Records for this task:
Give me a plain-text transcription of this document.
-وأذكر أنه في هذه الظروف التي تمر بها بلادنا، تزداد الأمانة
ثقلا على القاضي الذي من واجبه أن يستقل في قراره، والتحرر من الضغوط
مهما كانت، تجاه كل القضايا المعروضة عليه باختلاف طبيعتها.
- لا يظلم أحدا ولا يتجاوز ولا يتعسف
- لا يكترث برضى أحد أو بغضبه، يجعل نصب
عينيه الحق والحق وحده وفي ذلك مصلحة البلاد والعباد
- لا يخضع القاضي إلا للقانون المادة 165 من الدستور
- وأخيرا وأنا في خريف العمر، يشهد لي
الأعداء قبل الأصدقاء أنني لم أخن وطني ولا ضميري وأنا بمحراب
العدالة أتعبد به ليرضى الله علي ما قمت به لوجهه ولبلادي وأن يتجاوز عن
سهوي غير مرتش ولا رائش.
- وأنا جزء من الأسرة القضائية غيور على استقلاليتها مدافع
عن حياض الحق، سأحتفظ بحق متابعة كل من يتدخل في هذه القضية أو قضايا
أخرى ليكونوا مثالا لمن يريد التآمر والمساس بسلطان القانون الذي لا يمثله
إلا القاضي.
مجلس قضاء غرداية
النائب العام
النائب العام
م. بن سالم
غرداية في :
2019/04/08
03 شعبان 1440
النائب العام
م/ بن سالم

Your instructions:
Write out every record verbatim.

Problem solution:
Give me a plain-text transcription of this document.
-وأذكر أنه في هذه الظروف التي تمر بها بلادنا، تزداد الأمانة
ثقلا على القاضي الذي من واجبه أن يستقل في قراره، والتحرر من الضغوط
مهما كانت، تجاه كل القضايا المعروضة عليه باختلاف طبيعتها.
- لا يظلم أحدا ولا يتجاوز ولا يتعسف
- لا يكترث برضى أحد أو بغضبه، يجعل نصب
عينيه الحق والحق وحده وفي ذلك مصلحة البلاد والعباد
- لا يخضع القاضي إلا للقانون المادة 165 من الدستور
- وأخيرا وأنا في خريف العمر، يشهد لي
الأعداء قبل الأصدقاء أنني لم أخن وطني ولا ضميري وأنا بمحراب
العدالة أتعبد به ليرضى الله علي ما قمت به لوجهه ولبلادي وأن يتجاوز عن
سهوي غير مرتش ولا رائش.
- وأنا جزء من الأسرة القضائية غيور على استقلاليتها مدافع
عن حياض الحق، سأحتفظ بحق متابعة كل من يتدخل في هذه القضية أو قضايا
أخرى ليكونوا مثالا لمن يريد التآمر والمساس بسلطان القانون الذي لا يمثله
إلا القاضي.
مجلس قضاء غرداية
النائب العام
النائب العام
م. بن سالم
غرداية في :
2019/04/08
03 شعبان 1440
النائب العام
م/ بن سالم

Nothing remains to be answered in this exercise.